• PROMPT
Every line below is to be copied exactly, with the pictures left out.

• RECORD EXCERPTS
........
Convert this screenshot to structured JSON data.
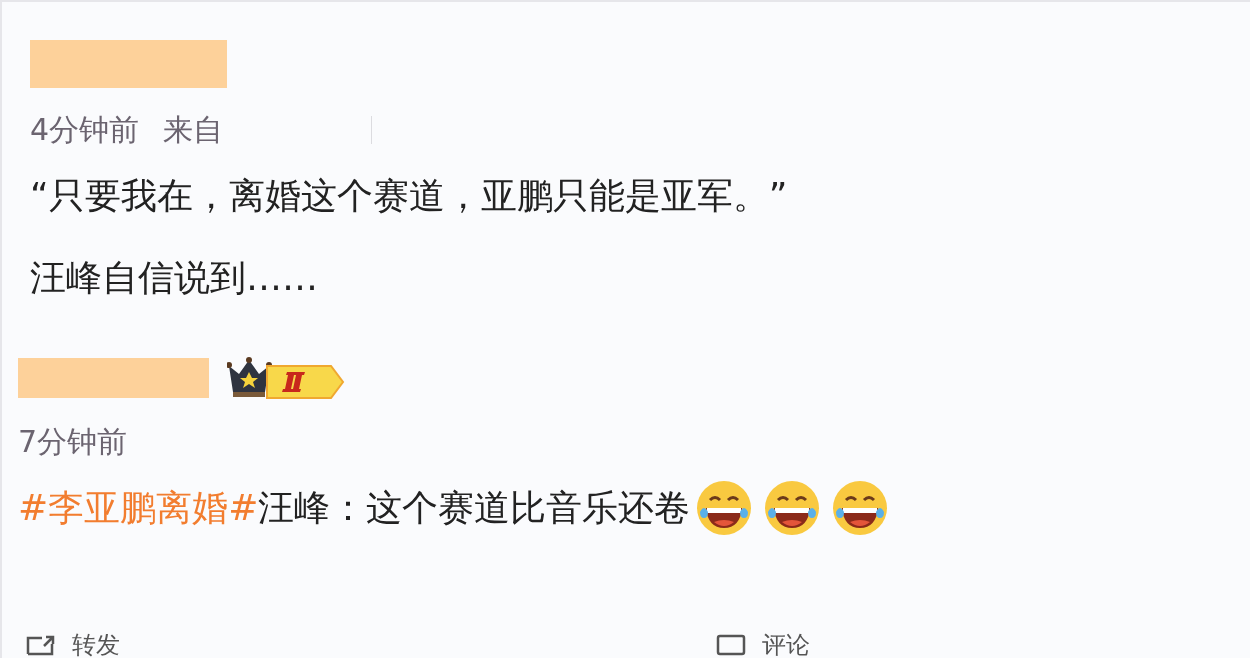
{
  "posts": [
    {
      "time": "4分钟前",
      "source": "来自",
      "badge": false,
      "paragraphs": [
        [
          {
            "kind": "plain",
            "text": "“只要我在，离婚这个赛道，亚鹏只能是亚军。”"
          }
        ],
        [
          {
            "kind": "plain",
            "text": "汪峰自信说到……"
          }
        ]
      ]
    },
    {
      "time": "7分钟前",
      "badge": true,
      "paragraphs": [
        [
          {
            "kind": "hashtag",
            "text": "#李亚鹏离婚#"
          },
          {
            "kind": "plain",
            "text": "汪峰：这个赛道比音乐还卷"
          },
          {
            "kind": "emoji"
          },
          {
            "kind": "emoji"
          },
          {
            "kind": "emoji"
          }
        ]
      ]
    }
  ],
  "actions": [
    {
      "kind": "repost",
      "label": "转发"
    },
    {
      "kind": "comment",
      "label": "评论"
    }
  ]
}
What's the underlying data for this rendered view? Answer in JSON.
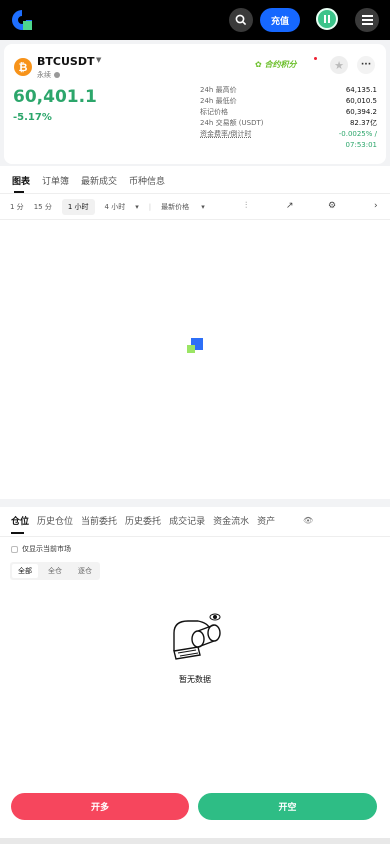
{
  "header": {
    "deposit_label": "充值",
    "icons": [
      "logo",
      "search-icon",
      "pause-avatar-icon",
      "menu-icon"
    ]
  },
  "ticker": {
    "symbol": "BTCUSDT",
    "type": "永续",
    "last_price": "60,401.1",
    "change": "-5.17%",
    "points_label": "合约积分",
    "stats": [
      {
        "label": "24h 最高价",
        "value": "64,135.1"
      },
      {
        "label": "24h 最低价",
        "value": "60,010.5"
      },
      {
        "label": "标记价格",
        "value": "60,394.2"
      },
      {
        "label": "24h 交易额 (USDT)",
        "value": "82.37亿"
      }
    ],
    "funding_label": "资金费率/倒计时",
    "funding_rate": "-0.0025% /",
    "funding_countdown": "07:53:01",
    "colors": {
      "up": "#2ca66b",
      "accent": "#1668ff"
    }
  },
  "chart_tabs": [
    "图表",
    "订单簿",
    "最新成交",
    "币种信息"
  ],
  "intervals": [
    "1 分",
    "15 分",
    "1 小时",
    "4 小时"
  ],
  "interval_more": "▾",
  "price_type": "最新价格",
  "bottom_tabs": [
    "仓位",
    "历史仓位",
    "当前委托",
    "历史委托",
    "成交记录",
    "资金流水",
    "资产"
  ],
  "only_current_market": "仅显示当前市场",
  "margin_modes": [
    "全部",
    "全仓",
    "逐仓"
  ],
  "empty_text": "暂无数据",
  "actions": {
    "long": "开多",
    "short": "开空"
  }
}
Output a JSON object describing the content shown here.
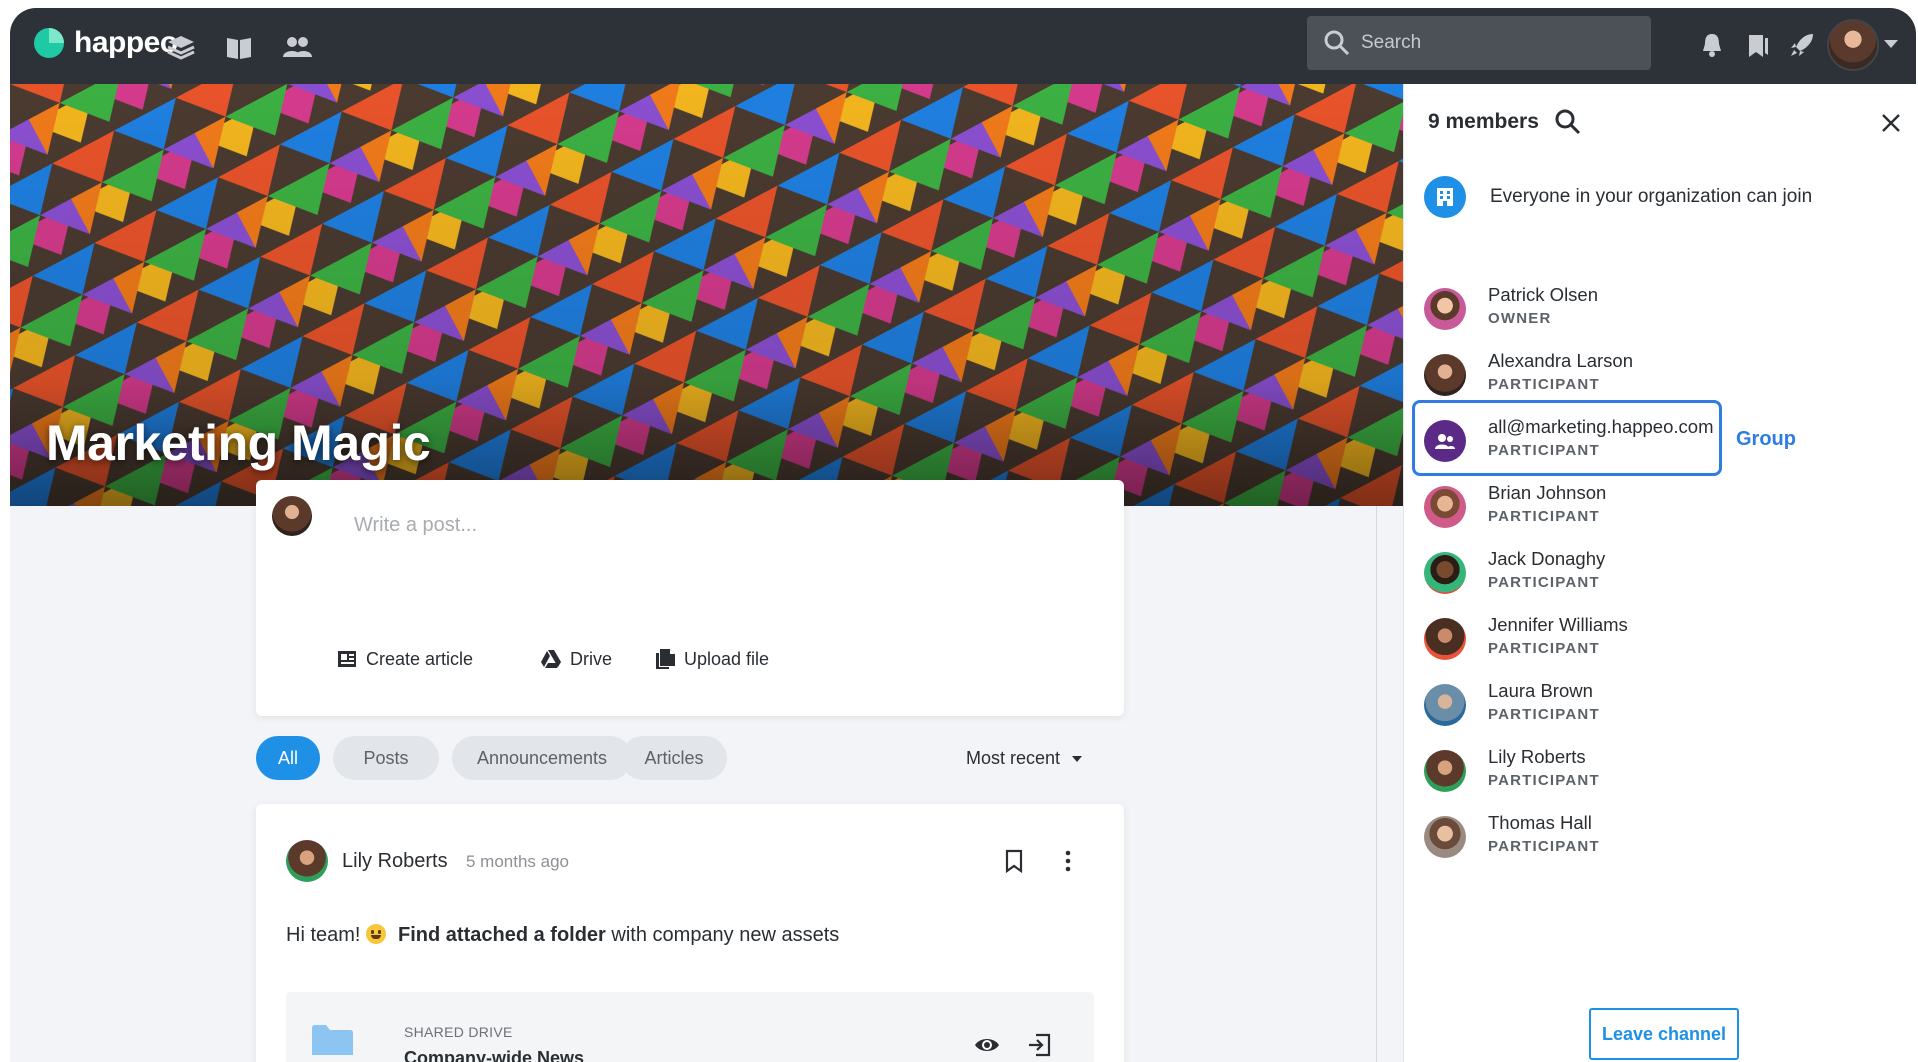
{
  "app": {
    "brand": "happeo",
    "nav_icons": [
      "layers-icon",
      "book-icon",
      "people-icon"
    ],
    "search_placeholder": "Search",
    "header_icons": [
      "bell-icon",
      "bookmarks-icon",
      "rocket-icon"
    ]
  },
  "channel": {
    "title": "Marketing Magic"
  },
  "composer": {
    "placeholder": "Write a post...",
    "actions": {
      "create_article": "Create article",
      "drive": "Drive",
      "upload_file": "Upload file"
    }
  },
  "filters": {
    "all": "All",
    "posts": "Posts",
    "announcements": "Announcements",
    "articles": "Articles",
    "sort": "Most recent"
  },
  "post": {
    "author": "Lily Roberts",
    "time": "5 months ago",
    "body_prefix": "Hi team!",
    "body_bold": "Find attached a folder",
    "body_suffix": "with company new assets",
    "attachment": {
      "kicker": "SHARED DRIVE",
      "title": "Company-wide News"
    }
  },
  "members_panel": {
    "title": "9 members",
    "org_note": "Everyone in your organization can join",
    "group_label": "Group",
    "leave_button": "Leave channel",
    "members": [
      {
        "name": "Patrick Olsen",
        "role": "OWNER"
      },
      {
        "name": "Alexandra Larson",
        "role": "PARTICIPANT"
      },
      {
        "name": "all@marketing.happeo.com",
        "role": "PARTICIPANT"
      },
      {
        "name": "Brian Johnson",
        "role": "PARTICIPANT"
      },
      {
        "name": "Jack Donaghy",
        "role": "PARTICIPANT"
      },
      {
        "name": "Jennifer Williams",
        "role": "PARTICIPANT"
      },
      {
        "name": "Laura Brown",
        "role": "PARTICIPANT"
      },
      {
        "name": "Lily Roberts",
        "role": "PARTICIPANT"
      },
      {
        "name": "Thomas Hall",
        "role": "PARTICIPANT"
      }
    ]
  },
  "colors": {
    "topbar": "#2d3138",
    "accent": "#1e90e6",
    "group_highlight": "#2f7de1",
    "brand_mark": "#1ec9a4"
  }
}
........
• EXERCISE OUTPUT
Convert this screenshot to structured JSON data.
{
  "posts": [
    {
      "time": "4分钟前",
      "source": "来自",
      "badge": false,
      "paragraphs": [
        [
          {
            "kind": "plain",
            "text": "“只要我在，离婚这个赛道，亚鹏只能是亚军。”"
          }
        ],
        [
          {
            "kind": "plain",
            "text": "汪峰自信说到……"
          }
        ]
      ]
    },
    {
      "time": "7分钟前",
      "badge": true,
      "paragraphs": [
        [
          {
            "kind": "hashtag",
            "text": "#李亚鹏离婚#"
          },
          {
            "kind": "plain",
            "text": "汪峰：这个赛道比音乐还卷"
          },
          {
            "kind": "emoji"
          },
          {
            "kind": "emoji"
          },
          {
            "kind": "emoji"
          }
        ]
      ]
    }
  ],
  "actions": [
    {
      "kind": "repost",
      "label": "转发"
    },
    {
      "kind": "comment",
      "label": "评论"
    }
  ]
}
What's the underlying data for this rendered view? Answer in JSON.
{
  "header": {
    "deposit_label": "充值",
    "icons": [
      "logo",
      "search-icon",
      "pause-avatar-icon",
      "menu-icon"
    ]
  },
  "ticker": {
    "symbol": "BTCUSDT",
    "type": "永续",
    "last_price": "60,401.1",
    "change": "-5.17%",
    "points_label": "合约积分",
    "stats": [
      {
        "label": "24h 最高价",
        "value": "64,135.1"
      },
      {
        "label": "24h 最低价",
        "value": "60,010.5"
      },
      {
        "label": "标记价格",
        "value": "60,394.2"
      },
      {
        "label": "24h 交易额 (USDT)",
        "value": "82.37亿"
      }
    ],
    "funding_label": "资金费率/倒计时",
    "funding_rate": "-0.0025% /",
    "funding_countdown": "07:53:01",
    "colors": {
      "up": "#2ca66b",
      "accent": "#1668ff"
    }
  },
  "chart_tabs": [
    "图表",
    "订单簿",
    "最新成交",
    "币种信息"
  ],
  "intervals": [
    "1 分",
    "15 分",
    "1 小时",
    "4 小时"
  ],
  "interval_more": "▾",
  "price_type": "最新价格",
  "bottom_tabs": [
    "仓位",
    "历史仓位",
    "当前委托",
    "历史委托",
    "成交记录",
    "资金流水",
    "资产"
  ],
  "only_current_market": "仅显示当前市场",
  "margin_modes": [
    "全部",
    "全仓",
    "逐仓"
  ],
  "empty_text": "暂无数据",
  "actions": {
    "long": "开多",
    "short": "开空"
  }
}
Output a JSON object describing the content shown here.
{
  "app": {
    "brand": "happeo",
    "nav_icons": [
      "layers-icon",
      "book-icon",
      "people-icon"
    ],
    "search_placeholder": "Search",
    "header_icons": [
      "bell-icon",
      "bookmarks-icon",
      "rocket-icon"
    ]
  },
  "channel": {
    "title": "Marketing Magic"
  },
  "composer": {
    "placeholder": "Write a post...",
    "actions": {
      "create_article": "Create article",
      "drive": "Drive",
      "upload_file": "Upload file"
    }
  },
  "filters": {
    "all": "All",
    "posts": "Posts",
    "announcements": "Announcements",
    "articles": "Articles",
    "sort": "Most recent"
  },
  "post": {
    "author": "Lily Roberts",
    "time": "5 months ago",
    "body_prefix": "Hi team!",
    "body_bold": "Find attached a folder",
    "body_suffix": "with company new assets",
    "attachment": {
      "kicker": "SHARED DRIVE",
      "title": "Company-wide News"
    }
  },
  "members_panel": {
    "title": "9 members",
    "org_note": "Everyone in your organization can join",
    "group_label": "Group",
    "leave_button": "Leave channel",
    "members": [
      {
        "name": "Patrick Olsen",
        "role": "OWNER"
      },
      {
        "name": "Alexandra Larson",
        "role": "PARTICIPANT"
      },
      {
        "name": "all@marketing.happeo.com",
        "role": "PARTICIPANT"
      },
      {
        "name": "Brian Johnson",
        "role": "PARTICIPANT"
      },
      {
        "name": "Jack Donaghy",
        "role": "PARTICIPANT"
      },
      {
        "name": "Jennifer Williams",
        "role": "PARTICIPANT"
      },
      {
        "name": "Laura Brown",
        "role": "PARTICIPANT"
      },
      {
        "name": "Lily Roberts",
        "role": "PARTICIPANT"
      },
      {
        "name": "Thomas Hall",
        "role": "PARTICIPANT"
      }
    ]
  },
  "colors": {
    "topbar": "#2d3138",
    "accent": "#1e90e6",
    "group_highlight": "#2f7de1",
    "brand_mark": "#1ec9a4"
  }
}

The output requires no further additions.